> **Trecho apresentado**:
# # # # #

Esse material tinha sido entregue por Rui Pinto “há mais de um ano” e, desde então, o denunciante “aguardava que o trabalho [jornalístico] ficasse concluído para assumir que tinha sido ele o whistleblower”, revelou Francisco Teixeira da Mota à Rádio Observador. “Desde o princípio que era intenção [de Rui Pinto] revelar a autoria da entrega à plataforma de defesa dos whistleblowers e da luta contra a corrupção um disco rígido com esta documentação.” Ao Diário de Notícias, William Bourdon reforçou que Rui Pinto é “a única fonte” do Luanda Leaks e que ele é “o Edward Snowden da corrupção internacional”, devendo ter “a mesma escala de importância” do denunciante norte-americano.

# # # # #

> **Informações fornecidas**:
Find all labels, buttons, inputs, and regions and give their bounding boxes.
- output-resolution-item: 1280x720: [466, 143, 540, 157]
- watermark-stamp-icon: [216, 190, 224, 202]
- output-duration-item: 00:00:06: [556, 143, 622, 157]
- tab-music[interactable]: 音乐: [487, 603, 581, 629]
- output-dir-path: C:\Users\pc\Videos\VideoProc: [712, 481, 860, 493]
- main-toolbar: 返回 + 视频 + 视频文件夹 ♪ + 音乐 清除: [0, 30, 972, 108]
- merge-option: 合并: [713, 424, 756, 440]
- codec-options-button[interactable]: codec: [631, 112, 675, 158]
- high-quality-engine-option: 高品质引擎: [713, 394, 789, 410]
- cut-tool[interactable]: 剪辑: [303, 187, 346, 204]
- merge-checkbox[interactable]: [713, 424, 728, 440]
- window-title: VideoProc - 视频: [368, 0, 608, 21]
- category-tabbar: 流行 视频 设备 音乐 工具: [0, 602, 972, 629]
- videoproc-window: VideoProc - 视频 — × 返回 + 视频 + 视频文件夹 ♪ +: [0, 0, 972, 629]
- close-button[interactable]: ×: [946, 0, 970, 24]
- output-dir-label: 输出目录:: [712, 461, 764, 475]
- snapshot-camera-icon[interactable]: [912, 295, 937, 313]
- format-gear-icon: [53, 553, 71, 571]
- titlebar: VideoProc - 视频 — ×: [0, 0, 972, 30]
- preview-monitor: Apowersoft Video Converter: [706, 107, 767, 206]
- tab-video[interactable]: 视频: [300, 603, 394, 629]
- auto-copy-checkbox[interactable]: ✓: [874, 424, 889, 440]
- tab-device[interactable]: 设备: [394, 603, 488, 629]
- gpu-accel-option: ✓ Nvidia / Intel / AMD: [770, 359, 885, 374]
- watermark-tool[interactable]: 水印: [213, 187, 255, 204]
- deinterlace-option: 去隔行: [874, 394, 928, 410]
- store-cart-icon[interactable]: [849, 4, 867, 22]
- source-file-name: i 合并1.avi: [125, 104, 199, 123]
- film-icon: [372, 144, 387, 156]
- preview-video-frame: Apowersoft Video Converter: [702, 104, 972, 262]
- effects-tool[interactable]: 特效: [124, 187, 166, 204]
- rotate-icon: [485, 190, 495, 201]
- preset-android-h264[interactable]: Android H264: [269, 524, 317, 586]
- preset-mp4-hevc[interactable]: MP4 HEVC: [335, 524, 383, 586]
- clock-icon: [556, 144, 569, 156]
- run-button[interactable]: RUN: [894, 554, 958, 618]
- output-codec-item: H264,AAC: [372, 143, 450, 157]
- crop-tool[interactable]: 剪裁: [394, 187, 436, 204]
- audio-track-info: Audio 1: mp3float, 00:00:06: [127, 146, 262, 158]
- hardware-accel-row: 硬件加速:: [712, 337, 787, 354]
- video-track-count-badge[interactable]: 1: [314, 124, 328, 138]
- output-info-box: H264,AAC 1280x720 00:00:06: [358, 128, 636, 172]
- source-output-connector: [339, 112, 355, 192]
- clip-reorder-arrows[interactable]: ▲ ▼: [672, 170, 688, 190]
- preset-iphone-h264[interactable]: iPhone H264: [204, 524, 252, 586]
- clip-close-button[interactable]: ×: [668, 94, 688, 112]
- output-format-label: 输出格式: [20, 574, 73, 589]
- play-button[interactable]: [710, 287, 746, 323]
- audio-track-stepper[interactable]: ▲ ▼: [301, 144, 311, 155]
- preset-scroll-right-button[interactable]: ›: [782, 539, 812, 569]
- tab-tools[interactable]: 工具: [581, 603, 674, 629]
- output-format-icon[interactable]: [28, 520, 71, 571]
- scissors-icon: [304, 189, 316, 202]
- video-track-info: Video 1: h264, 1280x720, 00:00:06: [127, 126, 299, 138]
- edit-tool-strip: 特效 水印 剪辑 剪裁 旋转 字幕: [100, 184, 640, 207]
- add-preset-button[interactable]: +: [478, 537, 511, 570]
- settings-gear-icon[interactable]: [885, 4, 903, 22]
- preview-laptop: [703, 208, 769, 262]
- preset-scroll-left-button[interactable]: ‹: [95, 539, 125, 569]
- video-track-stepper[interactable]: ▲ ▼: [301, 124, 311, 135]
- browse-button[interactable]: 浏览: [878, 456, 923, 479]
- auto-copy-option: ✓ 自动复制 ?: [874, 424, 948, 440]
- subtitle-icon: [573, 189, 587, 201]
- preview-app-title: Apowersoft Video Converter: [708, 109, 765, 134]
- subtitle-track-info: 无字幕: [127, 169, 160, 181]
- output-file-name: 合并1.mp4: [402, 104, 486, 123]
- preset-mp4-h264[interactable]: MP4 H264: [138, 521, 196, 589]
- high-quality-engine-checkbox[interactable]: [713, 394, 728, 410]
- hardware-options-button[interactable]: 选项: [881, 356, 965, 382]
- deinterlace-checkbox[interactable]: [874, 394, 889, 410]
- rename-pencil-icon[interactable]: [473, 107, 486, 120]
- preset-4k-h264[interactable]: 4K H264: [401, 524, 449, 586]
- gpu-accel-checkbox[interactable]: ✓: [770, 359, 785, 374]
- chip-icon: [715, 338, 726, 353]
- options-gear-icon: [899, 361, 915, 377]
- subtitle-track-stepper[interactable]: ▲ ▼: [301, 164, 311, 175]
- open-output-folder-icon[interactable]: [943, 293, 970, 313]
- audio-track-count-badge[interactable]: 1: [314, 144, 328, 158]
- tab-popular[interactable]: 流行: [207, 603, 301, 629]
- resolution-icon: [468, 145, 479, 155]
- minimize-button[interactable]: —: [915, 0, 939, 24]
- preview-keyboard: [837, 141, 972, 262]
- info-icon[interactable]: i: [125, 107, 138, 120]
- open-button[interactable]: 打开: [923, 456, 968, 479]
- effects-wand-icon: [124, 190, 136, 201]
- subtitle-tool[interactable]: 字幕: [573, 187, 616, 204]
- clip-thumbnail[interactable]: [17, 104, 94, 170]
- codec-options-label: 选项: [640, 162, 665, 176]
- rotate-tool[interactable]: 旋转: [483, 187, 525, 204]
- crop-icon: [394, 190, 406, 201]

# # # # #

> **Lista de tarefas**:
a: Reescreva de forma mais breve o parágrafo do trecho sobre Rui Pinto e o Luanda Leaks que começa com “Esse material tinha sido entregue”, preservando as informações principais.
b: Por favor, reproduza o trecho sobre Rui Pinto e o Luanda Leaks de “Esse material tinha” até “do denunciante norte-americano.”.

> **Respostas por tarefa**:
a: Segundo Francisco Teixeira da Mota, em declarações à Rádio Observador, Rui Pinto entregou o material há mais de um ano. Desde então, aguardava a conclusão do trabalho jornalístico para assumir que era o whistleblower. Desde o início, pretendia revelar que fora ele a entregar o disco rígido com a documentação à plataforma de defesa dos whistleblowers e de luta contra a corrupção. Ao Diário de Notícias, William Bourdon afirmou que Rui Pinto é a única fonte do Luanda Leaks. Chamou-lhe “o Edward Snowden da corrupção internacional”, com a mesma importância do denunciante norte-americano.

b:
Esse material tinha sido entregue por Rui Pinto “há mais de um ano” e, desde então, o denunciante “aguardava que o trabalho [jornalístico] ficasse concluído para assumir que tinha sido ele o whistleblower”, revelou Francisco Teixeira da Mota à Rádio Observador. “Desde o princípio que era intenção [de Rui Pinto] revelar a autoria da entrega à plataforma de defesa dos whistleblowers e da luta contra a corrupção um disco rígido com esta documentação.” Ao Diário de Notícias, William Bourdon reforçou que Rui Pinto é “a única fonte” do Luanda Leaks e que ele é “o Edward Snowden da corrupção internacional”, devendo ter “a mesma escala de importância” do denunciante norte-americano.